** start **

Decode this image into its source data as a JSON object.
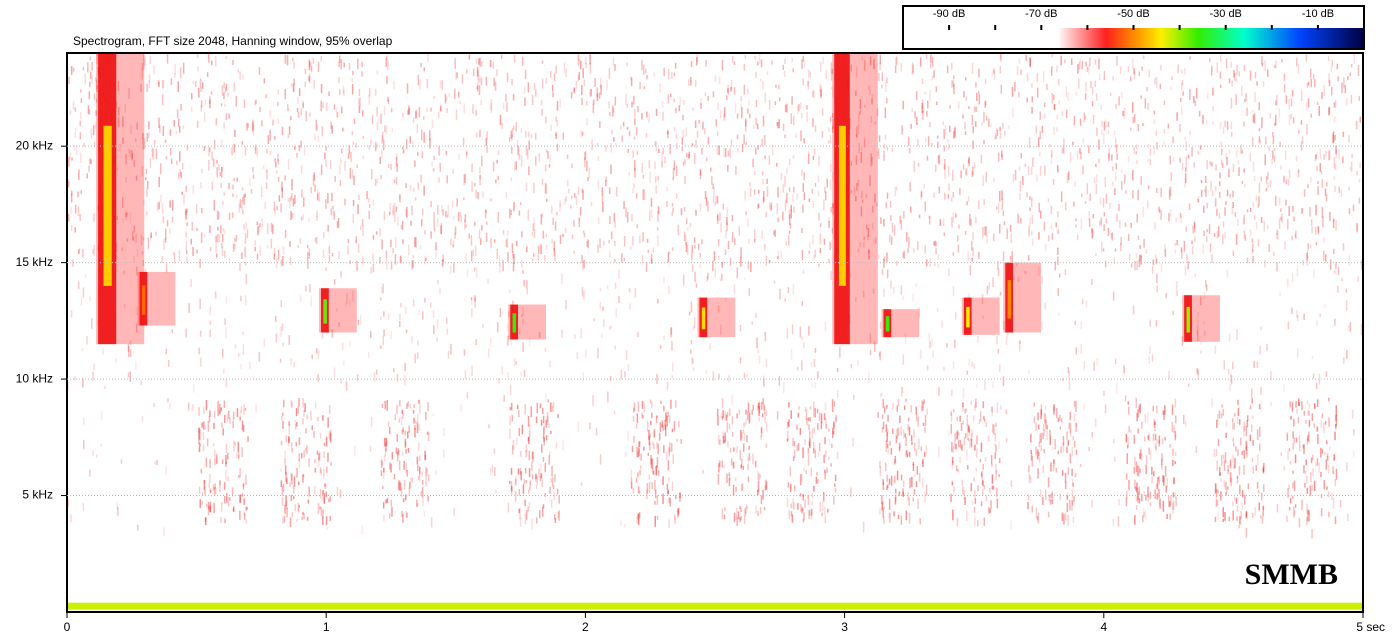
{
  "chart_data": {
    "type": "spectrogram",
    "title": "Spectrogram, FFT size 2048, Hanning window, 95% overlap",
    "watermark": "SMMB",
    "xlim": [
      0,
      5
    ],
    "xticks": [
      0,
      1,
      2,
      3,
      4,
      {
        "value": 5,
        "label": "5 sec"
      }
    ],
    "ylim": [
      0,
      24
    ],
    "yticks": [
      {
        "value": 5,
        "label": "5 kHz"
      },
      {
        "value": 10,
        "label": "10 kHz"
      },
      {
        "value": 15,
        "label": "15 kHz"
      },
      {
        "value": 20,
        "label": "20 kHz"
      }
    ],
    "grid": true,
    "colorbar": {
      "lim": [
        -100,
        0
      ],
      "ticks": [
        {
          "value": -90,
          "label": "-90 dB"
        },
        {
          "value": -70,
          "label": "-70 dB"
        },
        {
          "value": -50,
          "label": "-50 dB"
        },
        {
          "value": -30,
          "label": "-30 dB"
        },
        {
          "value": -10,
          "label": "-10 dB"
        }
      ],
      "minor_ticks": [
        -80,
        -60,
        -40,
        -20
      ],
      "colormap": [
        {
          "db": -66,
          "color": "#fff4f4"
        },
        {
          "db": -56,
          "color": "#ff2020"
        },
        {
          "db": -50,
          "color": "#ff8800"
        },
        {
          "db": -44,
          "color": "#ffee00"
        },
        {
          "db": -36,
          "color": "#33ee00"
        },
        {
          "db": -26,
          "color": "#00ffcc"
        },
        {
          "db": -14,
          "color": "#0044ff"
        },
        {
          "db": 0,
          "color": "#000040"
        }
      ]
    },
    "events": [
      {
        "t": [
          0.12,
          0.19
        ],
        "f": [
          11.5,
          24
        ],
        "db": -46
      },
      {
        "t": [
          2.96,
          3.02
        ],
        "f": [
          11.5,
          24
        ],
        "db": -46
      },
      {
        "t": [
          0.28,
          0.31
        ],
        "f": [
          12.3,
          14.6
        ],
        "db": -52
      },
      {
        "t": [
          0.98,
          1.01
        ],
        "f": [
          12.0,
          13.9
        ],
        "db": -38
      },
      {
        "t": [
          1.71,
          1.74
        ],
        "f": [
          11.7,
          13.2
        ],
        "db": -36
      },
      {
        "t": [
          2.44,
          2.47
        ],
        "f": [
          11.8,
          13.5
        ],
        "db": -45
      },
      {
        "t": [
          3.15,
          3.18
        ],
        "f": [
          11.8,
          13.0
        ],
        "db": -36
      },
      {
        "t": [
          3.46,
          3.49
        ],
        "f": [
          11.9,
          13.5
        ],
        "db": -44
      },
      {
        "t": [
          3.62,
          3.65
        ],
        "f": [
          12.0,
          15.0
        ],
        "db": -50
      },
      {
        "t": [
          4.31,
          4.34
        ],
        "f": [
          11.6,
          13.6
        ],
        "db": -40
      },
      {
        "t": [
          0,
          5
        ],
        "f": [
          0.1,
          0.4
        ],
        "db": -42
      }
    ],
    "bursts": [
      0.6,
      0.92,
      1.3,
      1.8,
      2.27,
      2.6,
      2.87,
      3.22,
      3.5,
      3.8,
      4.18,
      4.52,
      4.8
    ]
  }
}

** end **
** start **

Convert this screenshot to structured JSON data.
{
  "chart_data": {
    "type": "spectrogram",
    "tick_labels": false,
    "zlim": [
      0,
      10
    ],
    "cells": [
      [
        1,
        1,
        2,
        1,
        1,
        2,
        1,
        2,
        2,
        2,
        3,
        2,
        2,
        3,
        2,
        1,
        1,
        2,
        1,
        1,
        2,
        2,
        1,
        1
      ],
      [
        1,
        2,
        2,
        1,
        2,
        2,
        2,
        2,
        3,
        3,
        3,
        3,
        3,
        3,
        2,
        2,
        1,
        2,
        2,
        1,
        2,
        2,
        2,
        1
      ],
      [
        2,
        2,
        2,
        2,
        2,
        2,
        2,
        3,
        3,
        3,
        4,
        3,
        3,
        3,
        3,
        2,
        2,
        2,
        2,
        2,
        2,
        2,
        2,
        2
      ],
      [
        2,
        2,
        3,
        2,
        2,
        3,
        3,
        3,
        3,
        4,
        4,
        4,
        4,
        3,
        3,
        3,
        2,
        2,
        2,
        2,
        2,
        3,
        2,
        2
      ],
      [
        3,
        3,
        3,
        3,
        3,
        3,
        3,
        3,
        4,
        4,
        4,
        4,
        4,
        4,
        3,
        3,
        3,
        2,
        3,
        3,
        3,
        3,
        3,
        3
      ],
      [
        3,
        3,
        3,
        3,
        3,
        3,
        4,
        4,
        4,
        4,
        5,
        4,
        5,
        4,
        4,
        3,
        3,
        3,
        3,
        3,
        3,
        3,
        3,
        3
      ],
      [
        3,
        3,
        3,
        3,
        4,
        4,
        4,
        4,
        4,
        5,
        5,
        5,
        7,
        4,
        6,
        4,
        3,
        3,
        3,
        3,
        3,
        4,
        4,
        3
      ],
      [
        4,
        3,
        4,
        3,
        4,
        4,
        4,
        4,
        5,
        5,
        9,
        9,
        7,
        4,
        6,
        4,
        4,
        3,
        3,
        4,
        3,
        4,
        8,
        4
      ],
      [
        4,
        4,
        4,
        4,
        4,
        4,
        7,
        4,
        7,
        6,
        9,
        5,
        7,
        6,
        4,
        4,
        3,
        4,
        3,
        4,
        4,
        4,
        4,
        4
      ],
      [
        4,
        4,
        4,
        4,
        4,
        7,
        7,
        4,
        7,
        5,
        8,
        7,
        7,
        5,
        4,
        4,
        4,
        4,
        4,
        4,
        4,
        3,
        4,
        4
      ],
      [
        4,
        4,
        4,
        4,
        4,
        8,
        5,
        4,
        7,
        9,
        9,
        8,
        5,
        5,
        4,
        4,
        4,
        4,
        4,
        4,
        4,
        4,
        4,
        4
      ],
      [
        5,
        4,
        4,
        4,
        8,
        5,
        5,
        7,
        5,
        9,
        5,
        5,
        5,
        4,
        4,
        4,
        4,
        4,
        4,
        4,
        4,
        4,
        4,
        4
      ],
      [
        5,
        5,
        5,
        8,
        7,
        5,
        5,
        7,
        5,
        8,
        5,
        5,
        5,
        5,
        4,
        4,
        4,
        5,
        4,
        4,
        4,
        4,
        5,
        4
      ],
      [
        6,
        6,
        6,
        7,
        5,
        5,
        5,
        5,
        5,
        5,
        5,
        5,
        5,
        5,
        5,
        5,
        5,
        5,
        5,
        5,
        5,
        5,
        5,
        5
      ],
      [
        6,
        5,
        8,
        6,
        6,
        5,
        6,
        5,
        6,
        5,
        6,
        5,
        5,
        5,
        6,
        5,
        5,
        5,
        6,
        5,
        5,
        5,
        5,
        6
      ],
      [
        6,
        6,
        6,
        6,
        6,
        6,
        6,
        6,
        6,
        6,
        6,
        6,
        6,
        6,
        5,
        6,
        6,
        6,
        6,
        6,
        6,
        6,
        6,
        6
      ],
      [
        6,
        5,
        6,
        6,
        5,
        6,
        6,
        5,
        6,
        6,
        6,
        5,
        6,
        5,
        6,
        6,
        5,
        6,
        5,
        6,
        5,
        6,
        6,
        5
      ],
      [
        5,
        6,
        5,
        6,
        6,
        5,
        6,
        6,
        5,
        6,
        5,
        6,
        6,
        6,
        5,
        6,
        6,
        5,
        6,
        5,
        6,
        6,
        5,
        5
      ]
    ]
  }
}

** end **

Request
Scan the material above. Return every line containing the string "value".

Final answer
        "value": 5,
        "value": 5,
        "value": 10,
        "value": 15,
        "value": 20,
          "value": -90,
          "value": -70,
          "value": -50,
          "value": -30,
          "value": -10,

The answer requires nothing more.